§ **Material for this exercise**:
— begin —

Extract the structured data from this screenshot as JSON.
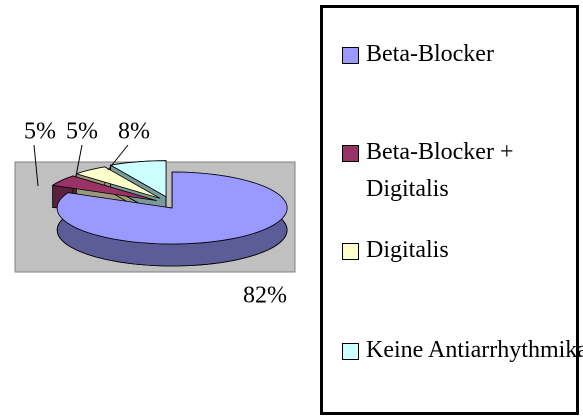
{
  "chart_data": {
    "type": "pie3d",
    "categories": [
      "Beta-Blocker",
      "Beta-Blocker + Digitalis",
      "Digitalis",
      "Keine Antiarrhythmika"
    ],
    "values": [
      82,
      5,
      5,
      8
    ],
    "value_labels": [
      "82%",
      "5%",
      "5%",
      "8%"
    ],
    "colors": [
      "#9999ff",
      "#993366",
      "#ffffcc",
      "#ccffff"
    ],
    "legend": "right"
  }
}
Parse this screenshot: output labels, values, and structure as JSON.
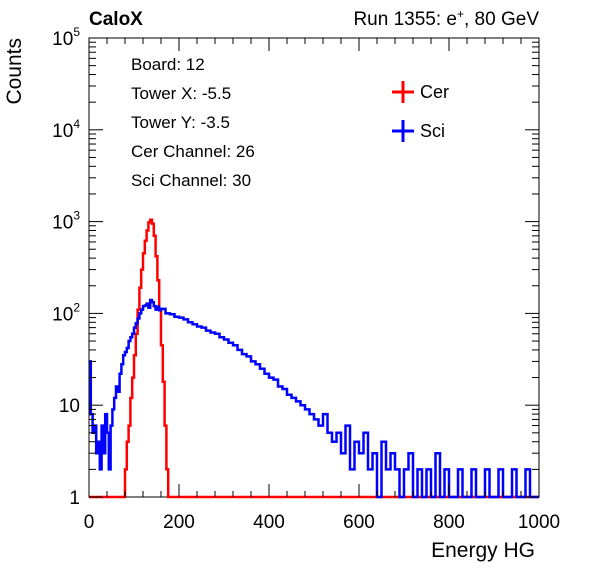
{
  "header": {
    "experiment": "CaloX",
    "run_info_prefix": "Run 1355: e",
    "run_info_sup": "+",
    "run_info_suffix": ", 80 GeV"
  },
  "info_box": {
    "lines": [
      "Board: 12",
      "Tower X: -5.5",
      "Tower Y: -3.5",
      "Cer Channel: 26",
      "Sci Channel: 30"
    ]
  },
  "chart_data": {
    "type": "line",
    "step": true,
    "xlabel": "Energy HG",
    "ylabel": "Counts",
    "xlim": [
      0,
      1000
    ],
    "ylim": [
      1,
      100000
    ],
    "yscale": "log",
    "grid": false,
    "legend_placement": "top-right",
    "x_ticks": [
      {
        "value": 0,
        "label": "0"
      },
      {
        "value": 200,
        "label": "200"
      },
      {
        "value": 400,
        "label": "400"
      },
      {
        "value": 600,
        "label": "600"
      },
      {
        "value": 800,
        "label": "800"
      },
      {
        "value": 1000,
        "label": "1000"
      }
    ],
    "y_ticks": [
      {
        "value": 1,
        "base": "1",
        "exp": ""
      },
      {
        "value": 10,
        "base": "10",
        "exp": ""
      },
      {
        "value": 100,
        "base": "10",
        "exp": "2"
      },
      {
        "value": 1000,
        "base": "10",
        "exp": "3"
      },
      {
        "value": 10000,
        "base": "10",
        "exp": "4"
      },
      {
        "value": 100000,
        "base": "10",
        "exp": "5"
      }
    ],
    "series": [
      {
        "name": "Cer",
        "color": "#ff0000",
        "x": [
          0,
          20,
          40,
          60,
          70,
          76,
          80,
          84,
          88,
          92,
          96,
          100,
          104,
          108,
          112,
          116,
          120,
          124,
          128,
          132,
          136,
          140,
          144,
          148,
          152,
          156,
          160,
          164,
          168,
          172,
          176,
          180,
          190,
          200,
          300,
          400,
          500,
          600,
          700,
          800,
          900,
          1000
        ],
        "y": [
          0,
          0,
          0,
          0,
          0,
          1,
          2,
          4,
          6,
          12,
          20,
          35,
          60,
          110,
          190,
          300,
          450,
          620,
          800,
          980,
          1050,
          950,
          700,
          420,
          230,
          110,
          45,
          18,
          6,
          2,
          1,
          0,
          0,
          0,
          0,
          0,
          0,
          0,
          0,
          0,
          0,
          0
        ]
      },
      {
        "name": "Sci",
        "color": "#0000ff",
        "x": [
          0,
          4,
          8,
          12,
          16,
          20,
          24,
          28,
          32,
          36,
          40,
          44,
          48,
          52,
          56,
          60,
          64,
          68,
          72,
          76,
          80,
          84,
          88,
          92,
          96,
          100,
          104,
          108,
          112,
          116,
          120,
          124,
          128,
          132,
          136,
          140,
          144,
          148,
          152,
          156,
          160,
          170,
          180,
          190,
          200,
          210,
          220,
          230,
          240,
          250,
          260,
          270,
          280,
          290,
          300,
          310,
          320,
          330,
          340,
          350,
          360,
          370,
          380,
          390,
          400,
          410,
          420,
          430,
          440,
          450,
          460,
          470,
          480,
          490,
          500,
          510,
          520,
          530,
          540,
          550,
          560,
          570,
          580,
          590,
          600,
          610,
          620,
          630,
          640,
          650,
          660,
          670,
          680,
          690,
          700,
          710,
          720,
          730,
          740,
          750,
          760,
          770,
          780,
          790,
          800,
          810,
          820,
          830,
          840,
          850,
          860,
          870,
          880,
          890,
          900,
          910,
          920,
          930,
          940,
          950,
          960,
          970,
          980,
          990
        ],
        "y": [
          30,
          8,
          5,
          6,
          3,
          4,
          2,
          6,
          3,
          8,
          5,
          2,
          6,
          9,
          12,
          16,
          14,
          22,
          28,
          35,
          38,
          42,
          50,
          55,
          60,
          70,
          78,
          88,
          100,
          110,
          120,
          122,
          128,
          115,
          140,
          132,
          120,
          110,
          118,
          108,
          112,
          100,
          98,
          92,
          90,
          86,
          80,
          76,
          72,
          70,
          65,
          62,
          60,
          55,
          52,
          48,
          45,
          40,
          36,
          34,
          30,
          28,
          25,
          22,
          20,
          19,
          16,
          15,
          13,
          12,
          11,
          10,
          9,
          8,
          7,
          6,
          8,
          5,
          4,
          5,
          3,
          6,
          2,
          4,
          3,
          5,
          2,
          3,
          1,
          4,
          2,
          3,
          2,
          1,
          2,
          3,
          1,
          2,
          1,
          2,
          1,
          3,
          1,
          2,
          1,
          1,
          2,
          1,
          1,
          2,
          1,
          1,
          2,
          1,
          1,
          2,
          1,
          1,
          2,
          1,
          1,
          2,
          1,
          1
        ]
      }
    ]
  }
}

— end —

§ **Problem requirements**: Scan the lines above for "values", then copy every one that has it.

§ **Answer to this task**:
    "values": [
Parse this screenshot: output labels, values, and structure as JSON.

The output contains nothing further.